--- Instructions to follow ---
Check each line of the listing for the string "skule", count the lines that have it, and answer with that number only.

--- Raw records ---
◆ ◆ ◆ ◆ ◆

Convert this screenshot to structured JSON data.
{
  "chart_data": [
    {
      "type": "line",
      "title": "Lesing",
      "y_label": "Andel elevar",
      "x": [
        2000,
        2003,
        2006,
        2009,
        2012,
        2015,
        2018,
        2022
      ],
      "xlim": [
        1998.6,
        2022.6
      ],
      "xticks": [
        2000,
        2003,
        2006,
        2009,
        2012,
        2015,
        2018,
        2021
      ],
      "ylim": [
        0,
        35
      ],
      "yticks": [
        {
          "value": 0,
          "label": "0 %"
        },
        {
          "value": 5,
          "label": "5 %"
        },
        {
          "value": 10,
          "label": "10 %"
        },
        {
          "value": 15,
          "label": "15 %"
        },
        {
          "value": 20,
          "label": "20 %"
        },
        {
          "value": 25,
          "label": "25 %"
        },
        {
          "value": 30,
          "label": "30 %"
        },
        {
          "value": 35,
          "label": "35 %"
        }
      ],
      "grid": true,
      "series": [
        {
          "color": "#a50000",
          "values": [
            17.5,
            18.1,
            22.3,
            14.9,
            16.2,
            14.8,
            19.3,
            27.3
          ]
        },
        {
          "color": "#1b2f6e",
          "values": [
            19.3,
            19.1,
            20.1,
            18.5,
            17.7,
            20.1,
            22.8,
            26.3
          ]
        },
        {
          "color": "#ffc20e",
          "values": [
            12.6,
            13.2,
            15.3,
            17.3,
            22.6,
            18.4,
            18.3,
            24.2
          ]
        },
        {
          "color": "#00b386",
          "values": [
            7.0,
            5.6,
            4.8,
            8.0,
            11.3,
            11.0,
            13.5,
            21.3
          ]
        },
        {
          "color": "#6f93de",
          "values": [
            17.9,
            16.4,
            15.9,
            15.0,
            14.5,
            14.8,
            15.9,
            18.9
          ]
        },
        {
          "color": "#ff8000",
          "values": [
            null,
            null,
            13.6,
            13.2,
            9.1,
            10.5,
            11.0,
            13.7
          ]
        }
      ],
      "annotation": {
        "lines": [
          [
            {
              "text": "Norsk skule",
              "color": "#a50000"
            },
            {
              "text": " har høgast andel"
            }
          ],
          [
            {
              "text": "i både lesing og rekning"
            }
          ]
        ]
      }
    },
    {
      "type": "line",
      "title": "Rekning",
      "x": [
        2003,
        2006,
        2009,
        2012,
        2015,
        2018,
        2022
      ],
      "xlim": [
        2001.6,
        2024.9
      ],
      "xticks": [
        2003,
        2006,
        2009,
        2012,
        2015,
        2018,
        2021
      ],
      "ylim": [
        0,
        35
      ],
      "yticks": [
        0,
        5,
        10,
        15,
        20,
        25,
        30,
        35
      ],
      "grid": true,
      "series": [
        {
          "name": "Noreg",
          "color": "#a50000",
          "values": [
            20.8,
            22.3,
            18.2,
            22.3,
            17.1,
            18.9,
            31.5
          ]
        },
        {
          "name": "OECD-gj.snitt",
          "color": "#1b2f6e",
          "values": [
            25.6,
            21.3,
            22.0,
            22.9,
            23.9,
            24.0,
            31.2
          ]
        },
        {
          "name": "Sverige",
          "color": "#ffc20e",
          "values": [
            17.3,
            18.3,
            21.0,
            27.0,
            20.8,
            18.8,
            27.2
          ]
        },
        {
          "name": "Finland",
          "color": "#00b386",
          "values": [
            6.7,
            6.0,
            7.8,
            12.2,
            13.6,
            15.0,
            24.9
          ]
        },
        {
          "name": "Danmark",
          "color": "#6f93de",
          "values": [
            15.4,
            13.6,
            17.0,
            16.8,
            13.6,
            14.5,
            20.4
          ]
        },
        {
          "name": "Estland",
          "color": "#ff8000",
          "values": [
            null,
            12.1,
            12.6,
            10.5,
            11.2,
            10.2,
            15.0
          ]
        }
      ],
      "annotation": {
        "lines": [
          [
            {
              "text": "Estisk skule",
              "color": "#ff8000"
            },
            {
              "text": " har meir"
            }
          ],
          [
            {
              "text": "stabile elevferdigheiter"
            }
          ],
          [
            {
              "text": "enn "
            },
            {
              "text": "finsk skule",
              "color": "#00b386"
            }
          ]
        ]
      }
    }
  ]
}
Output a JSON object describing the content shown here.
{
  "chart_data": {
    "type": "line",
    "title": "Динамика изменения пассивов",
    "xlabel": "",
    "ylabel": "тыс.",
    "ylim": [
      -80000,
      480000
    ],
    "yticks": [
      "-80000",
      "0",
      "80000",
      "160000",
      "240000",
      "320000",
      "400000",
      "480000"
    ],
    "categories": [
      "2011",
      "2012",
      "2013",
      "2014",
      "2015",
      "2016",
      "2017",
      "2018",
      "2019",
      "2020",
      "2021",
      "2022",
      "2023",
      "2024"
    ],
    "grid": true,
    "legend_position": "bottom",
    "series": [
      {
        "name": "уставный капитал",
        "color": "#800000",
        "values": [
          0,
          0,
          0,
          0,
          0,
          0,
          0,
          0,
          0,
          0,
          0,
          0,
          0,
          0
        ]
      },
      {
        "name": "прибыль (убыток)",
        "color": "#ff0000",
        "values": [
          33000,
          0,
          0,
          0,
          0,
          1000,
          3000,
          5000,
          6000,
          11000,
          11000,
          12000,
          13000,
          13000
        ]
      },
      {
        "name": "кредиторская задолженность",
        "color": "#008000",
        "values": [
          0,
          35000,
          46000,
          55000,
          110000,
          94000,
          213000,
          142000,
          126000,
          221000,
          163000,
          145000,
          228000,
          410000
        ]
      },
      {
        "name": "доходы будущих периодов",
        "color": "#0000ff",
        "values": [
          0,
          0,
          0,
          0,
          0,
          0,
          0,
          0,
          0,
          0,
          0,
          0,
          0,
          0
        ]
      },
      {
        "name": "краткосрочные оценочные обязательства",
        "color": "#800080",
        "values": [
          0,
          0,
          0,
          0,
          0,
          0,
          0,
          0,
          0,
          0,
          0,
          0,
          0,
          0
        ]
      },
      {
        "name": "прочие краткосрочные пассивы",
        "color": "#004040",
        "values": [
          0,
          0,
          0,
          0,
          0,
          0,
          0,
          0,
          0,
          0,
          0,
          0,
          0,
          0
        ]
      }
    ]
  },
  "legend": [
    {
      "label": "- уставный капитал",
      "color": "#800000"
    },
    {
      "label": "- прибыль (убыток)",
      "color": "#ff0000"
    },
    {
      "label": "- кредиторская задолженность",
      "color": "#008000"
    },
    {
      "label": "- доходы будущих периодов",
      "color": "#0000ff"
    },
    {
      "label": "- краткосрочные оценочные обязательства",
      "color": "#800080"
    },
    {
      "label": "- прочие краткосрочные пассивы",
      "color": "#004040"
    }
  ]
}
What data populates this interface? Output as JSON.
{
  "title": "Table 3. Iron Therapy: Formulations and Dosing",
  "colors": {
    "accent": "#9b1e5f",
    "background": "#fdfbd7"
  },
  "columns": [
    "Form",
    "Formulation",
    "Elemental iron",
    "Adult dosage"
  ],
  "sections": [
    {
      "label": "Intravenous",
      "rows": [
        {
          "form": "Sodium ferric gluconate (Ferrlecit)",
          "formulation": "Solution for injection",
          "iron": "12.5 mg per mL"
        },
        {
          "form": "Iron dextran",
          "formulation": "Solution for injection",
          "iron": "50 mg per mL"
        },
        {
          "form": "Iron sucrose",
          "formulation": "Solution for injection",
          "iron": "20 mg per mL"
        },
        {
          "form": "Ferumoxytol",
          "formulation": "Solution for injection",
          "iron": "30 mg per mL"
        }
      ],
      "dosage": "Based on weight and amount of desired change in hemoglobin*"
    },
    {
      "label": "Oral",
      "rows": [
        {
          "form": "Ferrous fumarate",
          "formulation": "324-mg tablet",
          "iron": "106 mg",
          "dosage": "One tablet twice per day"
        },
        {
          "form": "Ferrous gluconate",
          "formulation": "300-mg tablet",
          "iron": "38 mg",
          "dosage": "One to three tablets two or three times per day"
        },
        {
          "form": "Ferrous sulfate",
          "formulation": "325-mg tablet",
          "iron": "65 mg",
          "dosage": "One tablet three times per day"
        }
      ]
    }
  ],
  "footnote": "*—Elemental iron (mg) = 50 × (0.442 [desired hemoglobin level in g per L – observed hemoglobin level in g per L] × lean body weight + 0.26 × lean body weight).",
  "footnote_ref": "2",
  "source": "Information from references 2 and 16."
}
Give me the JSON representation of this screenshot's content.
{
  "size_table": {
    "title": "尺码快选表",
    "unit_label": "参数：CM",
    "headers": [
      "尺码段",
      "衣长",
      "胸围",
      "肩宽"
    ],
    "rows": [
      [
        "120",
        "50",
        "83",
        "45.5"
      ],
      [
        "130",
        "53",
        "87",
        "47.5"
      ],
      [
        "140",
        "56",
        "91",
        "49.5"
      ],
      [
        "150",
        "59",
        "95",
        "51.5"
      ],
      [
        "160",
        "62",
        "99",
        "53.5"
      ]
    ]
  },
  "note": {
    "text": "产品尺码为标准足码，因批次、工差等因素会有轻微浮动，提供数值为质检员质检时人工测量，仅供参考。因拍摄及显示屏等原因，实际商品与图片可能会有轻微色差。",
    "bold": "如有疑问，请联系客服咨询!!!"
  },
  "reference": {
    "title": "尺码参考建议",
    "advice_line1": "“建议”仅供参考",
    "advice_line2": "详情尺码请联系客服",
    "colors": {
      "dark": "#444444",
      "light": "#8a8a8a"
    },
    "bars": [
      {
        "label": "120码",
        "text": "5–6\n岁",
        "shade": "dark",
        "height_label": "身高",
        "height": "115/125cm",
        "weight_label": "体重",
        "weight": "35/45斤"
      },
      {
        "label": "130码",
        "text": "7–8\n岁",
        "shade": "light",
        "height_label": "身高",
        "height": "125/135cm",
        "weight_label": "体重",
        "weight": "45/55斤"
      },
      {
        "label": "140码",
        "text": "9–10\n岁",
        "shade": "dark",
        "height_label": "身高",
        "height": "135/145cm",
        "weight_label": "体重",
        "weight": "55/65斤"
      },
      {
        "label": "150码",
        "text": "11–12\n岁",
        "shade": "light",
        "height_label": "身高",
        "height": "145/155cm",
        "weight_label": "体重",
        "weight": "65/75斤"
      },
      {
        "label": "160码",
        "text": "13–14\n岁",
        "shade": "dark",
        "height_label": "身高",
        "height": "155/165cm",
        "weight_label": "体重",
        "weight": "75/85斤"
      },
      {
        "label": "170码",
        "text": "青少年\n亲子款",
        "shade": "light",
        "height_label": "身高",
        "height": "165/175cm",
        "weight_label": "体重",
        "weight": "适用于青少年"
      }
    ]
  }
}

◆ ◆ ◆ ◆ ◆

--- Solution to this problem ---
3